- **What this task involves**
Return the whole listing exactly as it stands.
- - - - - - -
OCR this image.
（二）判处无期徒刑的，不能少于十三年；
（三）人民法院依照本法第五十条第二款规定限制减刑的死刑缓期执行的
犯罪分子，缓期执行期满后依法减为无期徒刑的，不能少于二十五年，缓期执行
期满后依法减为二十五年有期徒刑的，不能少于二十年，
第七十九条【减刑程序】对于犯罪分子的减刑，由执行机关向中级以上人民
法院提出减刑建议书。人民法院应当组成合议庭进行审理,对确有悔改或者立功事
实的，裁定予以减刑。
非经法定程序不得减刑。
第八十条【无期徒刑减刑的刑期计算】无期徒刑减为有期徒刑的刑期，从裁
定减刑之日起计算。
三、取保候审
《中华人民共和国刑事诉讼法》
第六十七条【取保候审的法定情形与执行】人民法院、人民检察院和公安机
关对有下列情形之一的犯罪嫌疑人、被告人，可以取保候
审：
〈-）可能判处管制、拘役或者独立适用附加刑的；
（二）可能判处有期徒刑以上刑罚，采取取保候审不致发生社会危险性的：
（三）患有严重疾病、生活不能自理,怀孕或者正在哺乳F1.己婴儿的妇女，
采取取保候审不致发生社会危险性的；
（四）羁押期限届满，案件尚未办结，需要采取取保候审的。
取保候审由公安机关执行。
- - - - - - -
- **Response to the task**
OCR this image.
（二）判处无期徒刑的，不能少于十三年；
（三）人民法院依照本法第五十条第二款规定限制减刑的死刑缓期执行的
犯罪分子，缓期执行期满后依法减为无期徒刑的，不能少于二十五年，缓期执行
期满后依法减为二十五年有期徒刑的，不能少于二十年，
第七十九条【减刑程序】对于犯罪分子的减刑，由执行机关向中级以上人民
法院提出减刑建议书。人民法院应当组成合议庭进行审理,对确有悔改或者立功事
实的，裁定予以减刑。
非经法定程序不得减刑。
第八十条【无期徒刑减刑的刑期计算】无期徒刑减为有期徒刑的刑期，从裁
定减刑之日起计算。
三、取保候审
《中华人民共和国刑事诉讼法》
第六十七条【取保候审的法定情形与执行】人民法院、人民检察院和公安机
关对有下列情形之一的犯罪嫌疑人、被告人，可以取保候
审：
〈-）可能判处管制、拘役或者独立适用附加刑的；
（二）可能判处有期徒刑以上刑罚，采取取保候审不致发生社会危险性的：
（三）患有严重疾病、生活不能自理,怀孕或者正在哺乳F1.己婴儿的妇女，
采取取保候审不致发生社会危险性的；
（四）羁押期限届满，案件尚未办结，需要采取取保候审的。
取保候审由公安机关执行。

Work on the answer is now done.